Task details: Skip the images. Copy the records exactly as written.
-- Begin --
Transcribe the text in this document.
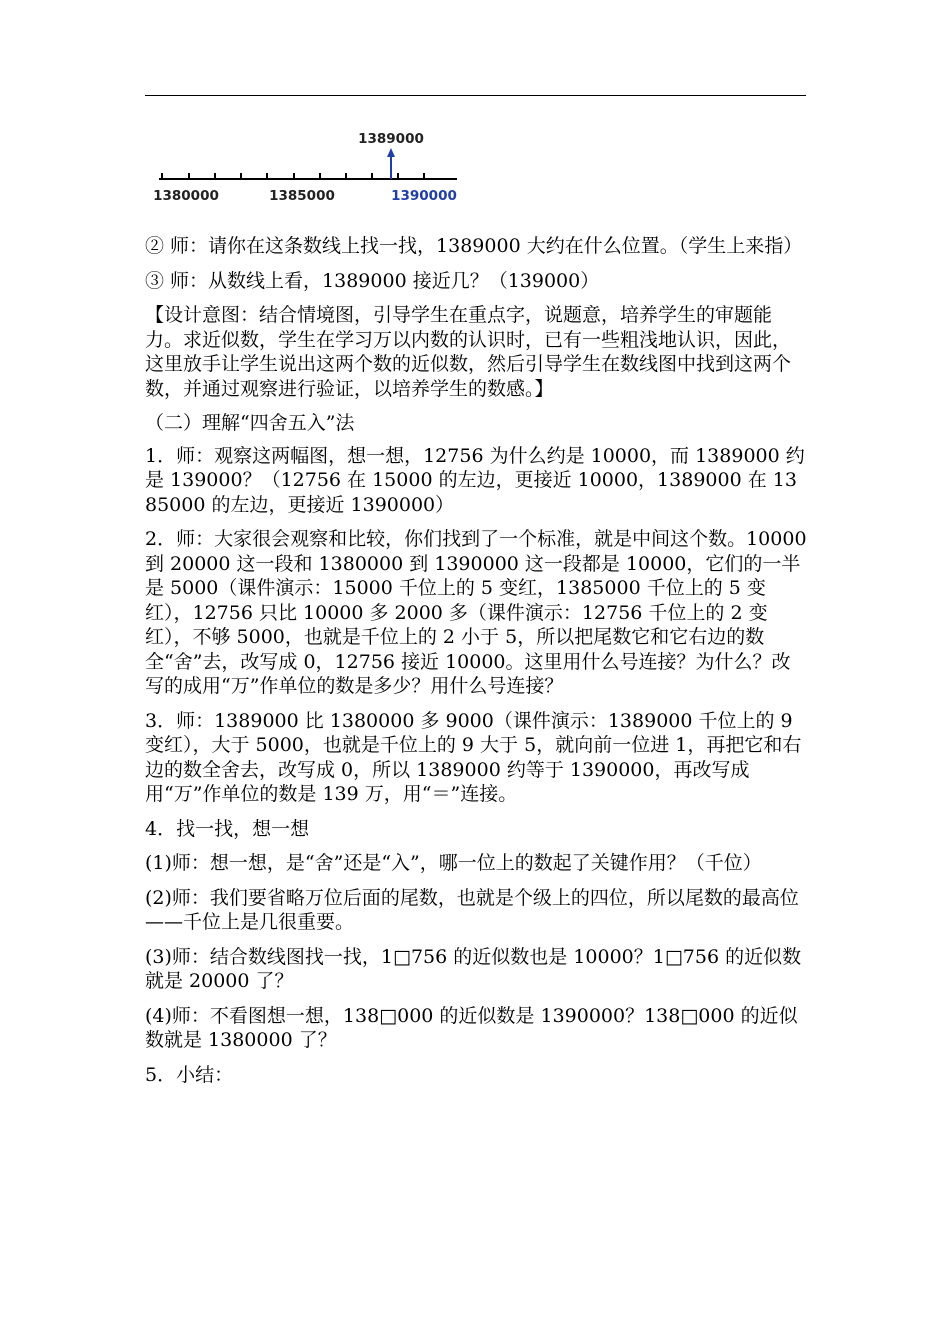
1389000
1380000	1385000	1390000

② 师：请你在这条数线上找一找，1389000 大约在什么位置。（学生上来指）

③ 师：从数线上看，1389000 接近几？（139000）

【设计意图：结合情境图，引导学生在重点字，说题意，培养学生的审题能力。求近似数，学生在学习万以内数的认识时，已有一些粗浅地认识，因此，这里放手让学生说出这两个数的近似数，然后引导学生在数线图中找到这两个数，并通过观察进行验证，以培养学生的数感。】

（二）理解“四舍五入”法

1．师：观察这两幅图，想一想，12756 为什么约是 10000，而 1389000 约是 139000？（12756 在 15000 的左边，更接近 10000，1389000 在 1385000 的左边，更接近 1390000）

2．师：大家很会观察和比较，你们找到了一个标准，就是中间这个数。10000 到 20000 这一段和 1380000 到 1390000 这一段都是 10000，它们的一半是 5000（课件演示：15000 千位上的 5 变红，1385000 千位上的 5 变红），12756 只比 10000 多 2000 多（课件演示：12756 千位上的 2 变红），不够 5000，也就是千位上的 2 小于 5，所以把尾数它和它右边的数全“舍”去，改写成 0，12756 接近 10000。这里用什么号连接？为什么？改写的成用“万”作单位的数是多少？用什么号连接？

3．师：1389000 比 1380000 多 9000（课件演示：1389000 千位上的 9 变红），大于 5000，也就是千位上的 9 大于 5，就向前一位进 1，再把它和右边的数全舍去，改写成 0，所以 1389000 约等于 1390000，再改写成用“万”作单位的数是 139 万，用“＝”连接。

4．找一找，想一想

(1)师：想一想，是“舍”还是“入”，哪一位上的数起了关键作用？（千位）

(2)师：我们要省略万位后面的尾数，也就是个级上的四位，所以尾数的最高位——千位上是几很重要。

(3)师：结合数线图找一找，1□756 的近似数也是 10000？1□756 的近似数就是 20000 了？

(4)师：不看图想一想，138□000 的近似数是 1390000？138□000 的近似数就是 1380000 了？

5．小结：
-- End --
Answer to this exercise:
Transcribe the text in this document.
1389000
1380000	1385000	1390000

② 师：请你在这条数线上找一找，1389000 大约在什么位置。（学生上来指）

③ 师：从数线上看，1389000 接近几？（139000）

【设计意图：结合情境图，引导学生在重点字，说题意，培养学生的审题能力。求近似数，学生在学习万以内数的认识时，已有一些粗浅地认识，因此，这里放手让学生说出这两个数的近似数，然后引导学生在数线图中找到这两个数，并通过观察进行验证，以培养学生的数感。】

（二）理解“四舍五入”法

1．师：观察这两幅图，想一想，12756 为什么约是 10000，而 1389000 约是 139000？（12756 在 15000 的左边，更接近 10000，1389000 在 1385000 的左边，更接近 1390000）

2．师：大家很会观察和比较，你们找到了一个标准，就是中间这个数。10000 到 20000 这一段和 1380000 到 1390000 这一段都是 10000，它们的一半是 5000（课件演示：15000 千位上的 5 变红，1385000 千位上的 5 变红），12756 只比 10000 多 2000 多（课件演示：12756 千位上的 2 变红），不够 5000，也就是千位上的 2 小于 5，所以把尾数它和它右边的数全“舍”去，改写成 0，12756 接近 10000。这里用什么号连接？为什么？改写的成用“万”作单位的数是多少？用什么号连接？

3．师：1389000 比 1380000 多 9000（课件演示：1389000 千位上的 9 变红），大于 5000，也就是千位上的 9 大于 5，就向前一位进 1，再把它和右边的数全舍去，改写成 0，所以 1389000 约等于 1390000，再改写成用“万”作单位的数是 139 万，用“＝”连接。

4．找一找，想一想

(1)师：想一想，是“舍”还是“入”，哪一位上的数起了关键作用？（千位）

(2)师：我们要省略万位后面的尾数，也就是个级上的四位，所以尾数的最高位——千位上是几很重要。

(3)师：结合数线图找一找，1□756 的近似数也是 10000？1□756 的近似数就是 20000 了？

(4)师：不看图想一想，138□000 的近似数是 1390000？138□000 的近似数就是 1380000 了？

5．小结：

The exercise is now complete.